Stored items
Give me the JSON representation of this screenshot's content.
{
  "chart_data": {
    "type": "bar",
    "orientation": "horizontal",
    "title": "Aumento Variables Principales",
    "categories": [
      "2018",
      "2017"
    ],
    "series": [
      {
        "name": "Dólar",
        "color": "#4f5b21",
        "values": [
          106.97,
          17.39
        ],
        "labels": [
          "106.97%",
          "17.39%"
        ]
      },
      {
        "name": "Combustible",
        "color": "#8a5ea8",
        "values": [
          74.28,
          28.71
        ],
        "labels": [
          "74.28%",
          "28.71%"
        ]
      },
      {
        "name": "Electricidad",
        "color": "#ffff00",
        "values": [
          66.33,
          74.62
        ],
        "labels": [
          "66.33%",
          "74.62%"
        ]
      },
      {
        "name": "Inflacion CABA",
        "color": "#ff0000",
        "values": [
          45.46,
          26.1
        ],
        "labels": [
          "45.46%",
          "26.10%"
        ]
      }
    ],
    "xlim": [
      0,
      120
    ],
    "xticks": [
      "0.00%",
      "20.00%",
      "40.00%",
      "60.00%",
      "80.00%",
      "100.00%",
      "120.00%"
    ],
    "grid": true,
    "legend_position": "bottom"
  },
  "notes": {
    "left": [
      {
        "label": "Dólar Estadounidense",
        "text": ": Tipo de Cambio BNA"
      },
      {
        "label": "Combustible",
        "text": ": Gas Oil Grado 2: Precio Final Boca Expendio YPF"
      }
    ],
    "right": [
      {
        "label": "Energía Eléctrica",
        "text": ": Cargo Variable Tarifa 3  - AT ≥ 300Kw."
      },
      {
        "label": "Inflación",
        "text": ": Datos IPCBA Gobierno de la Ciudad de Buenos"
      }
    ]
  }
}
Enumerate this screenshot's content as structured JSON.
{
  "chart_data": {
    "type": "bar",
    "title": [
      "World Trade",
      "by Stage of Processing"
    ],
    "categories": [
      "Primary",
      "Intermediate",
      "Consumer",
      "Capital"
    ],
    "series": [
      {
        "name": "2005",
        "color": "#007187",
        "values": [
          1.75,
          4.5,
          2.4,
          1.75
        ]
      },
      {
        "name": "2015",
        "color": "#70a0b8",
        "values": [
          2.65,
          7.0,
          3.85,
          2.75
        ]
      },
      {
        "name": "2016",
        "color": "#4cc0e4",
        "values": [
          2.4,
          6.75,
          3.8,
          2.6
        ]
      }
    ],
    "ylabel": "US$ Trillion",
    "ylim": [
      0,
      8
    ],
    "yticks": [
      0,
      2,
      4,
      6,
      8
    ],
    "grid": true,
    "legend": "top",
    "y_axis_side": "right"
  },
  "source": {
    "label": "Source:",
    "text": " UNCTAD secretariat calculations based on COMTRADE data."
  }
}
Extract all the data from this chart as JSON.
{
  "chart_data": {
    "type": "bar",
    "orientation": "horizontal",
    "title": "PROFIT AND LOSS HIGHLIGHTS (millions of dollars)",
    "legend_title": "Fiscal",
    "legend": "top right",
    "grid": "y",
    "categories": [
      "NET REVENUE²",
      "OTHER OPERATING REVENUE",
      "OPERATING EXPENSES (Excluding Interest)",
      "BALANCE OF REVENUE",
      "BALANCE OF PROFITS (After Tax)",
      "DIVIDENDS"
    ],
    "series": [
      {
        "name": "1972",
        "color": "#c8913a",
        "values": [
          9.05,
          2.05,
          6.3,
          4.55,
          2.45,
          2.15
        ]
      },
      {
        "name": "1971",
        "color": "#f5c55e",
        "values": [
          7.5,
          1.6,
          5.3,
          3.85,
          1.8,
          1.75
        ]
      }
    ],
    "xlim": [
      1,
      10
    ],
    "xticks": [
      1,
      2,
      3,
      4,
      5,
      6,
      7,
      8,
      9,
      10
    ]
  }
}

__Challenge__.
Locate all lines holding the word "this", then copy them out.

__Result__.
Give me the JSON representation of this screenshot's content.
Enumerate this screenshot's content as structured JSON.
Extract all the data from this chart as JSON.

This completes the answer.